* **Objective**
Leave every picture out and write out the records below exactly.

[Extracted records]
———
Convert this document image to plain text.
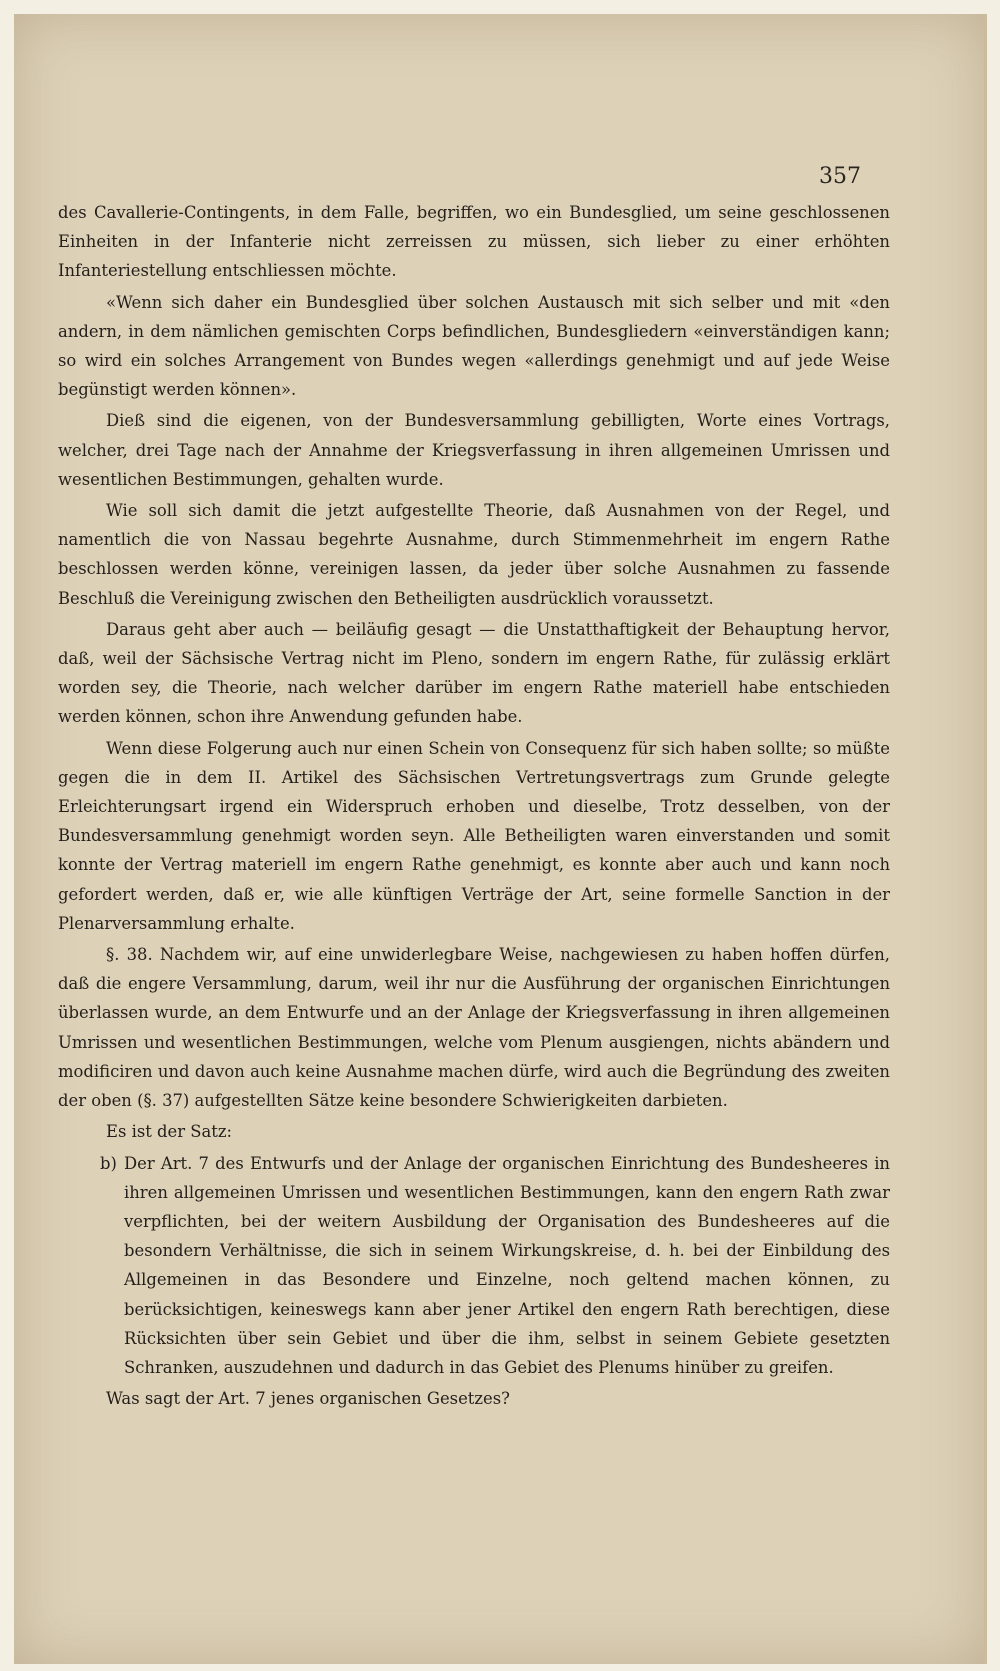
357

des Cavallerie-Contingents, in dem Falle, begriffen, wo ein Bundesglied, um seine geschlossenen Einheiten in der Infanterie nicht zerreissen zu müssen, sich lieber zu einer erhöhten Infanteriestellung entschliessen möchte.

«Wenn sich daher ein Bundesglied über solchen Austausch mit sich selber und mit «den andern, in dem nämlichen gemischten Corps befindlichen, Bundesgliedern «einverständigen kann; so wird ein solches Arrangement von Bundes wegen «allerdings genehmigt und auf jede Weise begünstigt werden können».

Dieß sind die eigenen, von der Bundesversammlung gebilligten, Worte eines Vortrags, welcher, drei Tage nach der Annahme der Kriegsverfassung in ihren allgemeinen Umrissen und wesentlichen Bestimmungen, gehalten wurde.

Wie soll sich damit die jetzt aufgestellte Theorie, daß Ausnahmen von der Regel, und namentlich die von Nassau begehrte Ausnahme, durch Stimmenmehrheit im engern Rathe beschlossen werden könne, vereinigen lassen, da jeder über solche Ausnahmen zu fassende Beschluß die Vereinigung zwischen den Betheiligten ausdrücklich voraussetzt.

Daraus geht aber auch — beiläufig gesagt — die Unstatthaftigkeit der Behauptung hervor, daß, weil der Sächsische Vertrag nicht im Pleno, sondern im engern Rathe, für zulässig erklärt worden sey, die Theorie, nach welcher darüber im engern Rathe materiell habe entschieden werden können, schon ihre Anwendung gefunden habe.

Wenn diese Folgerung auch nur einen Schein von Consequenz für sich haben sollte; so müßte gegen die in dem II. Artikel des Sächsischen Vertretungsvertrags zum Grunde gelegte Erleichterungsart irgend ein Widerspruch erhoben und dieselbe, Trotz desselben, von der Bundesversammlung genehmigt worden seyn. Alle Betheiligten waren einverstanden und somit konnte der Vertrag materiell im engern Rathe genehmigt, es konnte aber auch und kann noch gefordert werden, daß er, wie alle künftigen Verträge der Art, seine formelle Sanction in der Plenarversammlung erhalte.

§. 38. Nachdem wir, auf eine unwiderlegbare Weise, nachgewiesen zu haben hoffen dürfen, daß die engere Versammlung, darum, weil ihr nur die Ausführung der organischen Einrichtungen überlassen wurde, an dem Entwurfe und an der Anlage der Kriegsverfassung in ihren allgemeinen Umrissen und wesentlichen Bestimmungen, welche vom Plenum ausgiengen, nichts abändern und modificiren und davon auch keine Ausnahme machen dürfe, wird auch die Begründung des zweiten der oben (§. 37) aufgestellten Sätze keine besondere Schwierigkeiten darbieten.

Es ist der Satz:

b) Der Art. 7 des Entwurfs und der Anlage der organischen Einrichtung des Bundesheeres in ihren allgemeinen Umrissen und wesentlichen Bestimmungen, kann den engern Rath zwar verpflichten, bei der weitern Ausbildung der Organisation des Bundesheeres auf die besondern Verhältnisse, die sich in seinem Wirkungskreise, d. h. bei der Einbildung des Allgemeinen in das Besondere und Einzelne, noch geltend machen können, zu berücksichtigen, keineswegs kann aber jener Artikel den engern Rath berechtigen, diese Rücksichten über sein Gebiet und über die ihm, selbst in seinem Gebiete gesetzten Schranken, auszudehnen und dadurch in das Gebiet des Plenums hinüber zu greifen.

Was sagt der Art. 7 jenes organischen Gesetzes?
———
* **Reply**
Convert this document image to plain text.
357

des Cavallerie-Contingents, in dem Falle, begriffen, wo ein Bundesglied, um seine geschlossenen Einheiten in der Infanterie nicht zerreissen zu müssen, sich lieber zu einer erhöhten Infanteriestellung entschliessen möchte.

«Wenn sich daher ein Bundesglied über solchen Austausch mit sich selber und mit «den andern, in dem nämlichen gemischten Corps befindlichen, Bundesgliedern «einverständigen kann; so wird ein solches Arrangement von Bundes wegen «allerdings genehmigt und auf jede Weise begünstigt werden können».

Dieß sind die eigenen, von der Bundesversammlung gebilligten, Worte eines Vortrags, welcher, drei Tage nach der Annahme der Kriegsverfassung in ihren allgemeinen Umrissen und wesentlichen Bestimmungen, gehalten wurde.

Wie soll sich damit die jetzt aufgestellte Theorie, daß Ausnahmen von der Regel, und namentlich die von Nassau begehrte Ausnahme, durch Stimmenmehrheit im engern Rathe beschlossen werden könne, vereinigen lassen, da jeder über solche Ausnahmen zu fassende Beschluß die Vereinigung zwischen den Betheiligten ausdrücklich voraussetzt.

Daraus geht aber auch — beiläufig gesagt — die Unstatthaftigkeit der Behauptung hervor, daß, weil der Sächsische Vertrag nicht im Pleno, sondern im engern Rathe, für zulässig erklärt worden sey, die Theorie, nach welcher darüber im engern Rathe materiell habe entschieden werden können, schon ihre Anwendung gefunden habe.

Wenn diese Folgerung auch nur einen Schein von Consequenz für sich haben sollte; so müßte gegen die in dem II. Artikel des Sächsischen Vertretungsvertrags zum Grunde gelegte Erleichterungsart irgend ein Widerspruch erhoben und dieselbe, Trotz desselben, von der Bundesversammlung genehmigt worden seyn. Alle Betheiligten waren einverstanden und somit konnte der Vertrag materiell im engern Rathe genehmigt, es konnte aber auch und kann noch gefordert werden, daß er, wie alle künftigen Verträge der Art, seine formelle Sanction in der Plenarversammlung erhalte.

§. 38. Nachdem wir, auf eine unwiderlegbare Weise, nachgewiesen zu haben hoffen dürfen, daß die engere Versammlung, darum, weil ihr nur die Ausführung der organischen Einrichtungen überlassen wurde, an dem Entwurfe und an der Anlage der Kriegsverfassung in ihren allgemeinen Umrissen und wesentlichen Bestimmungen, welche vom Plenum ausgiengen, nichts abändern und modificiren und davon auch keine Ausnahme machen dürfe, wird auch die Begründung des zweiten der oben (§. 37) aufgestellten Sätze keine besondere Schwierigkeiten darbieten.

Es ist der Satz:

b) Der Art. 7 des Entwurfs und der Anlage der organischen Einrichtung des Bundesheeres in ihren allgemeinen Umrissen und wesentlichen Bestimmungen, kann den engern Rath zwar verpflichten, bei der weitern Ausbildung der Organisation des Bundesheeres auf die besondern Verhältnisse, die sich in seinem Wirkungskreise, d. h. bei der Einbildung des Allgemeinen in das Besondere und Einzelne, noch geltend machen können, zu berücksichtigen, keineswegs kann aber jener Artikel den engern Rath berechtigen, diese Rücksichten über sein Gebiet und über die ihm, selbst in seinem Gebiete gesetzten Schranken, auszudehnen und dadurch in das Gebiet des Plenums hinüber zu greifen.

Was sagt der Art. 7 jenes organischen Gesetzes?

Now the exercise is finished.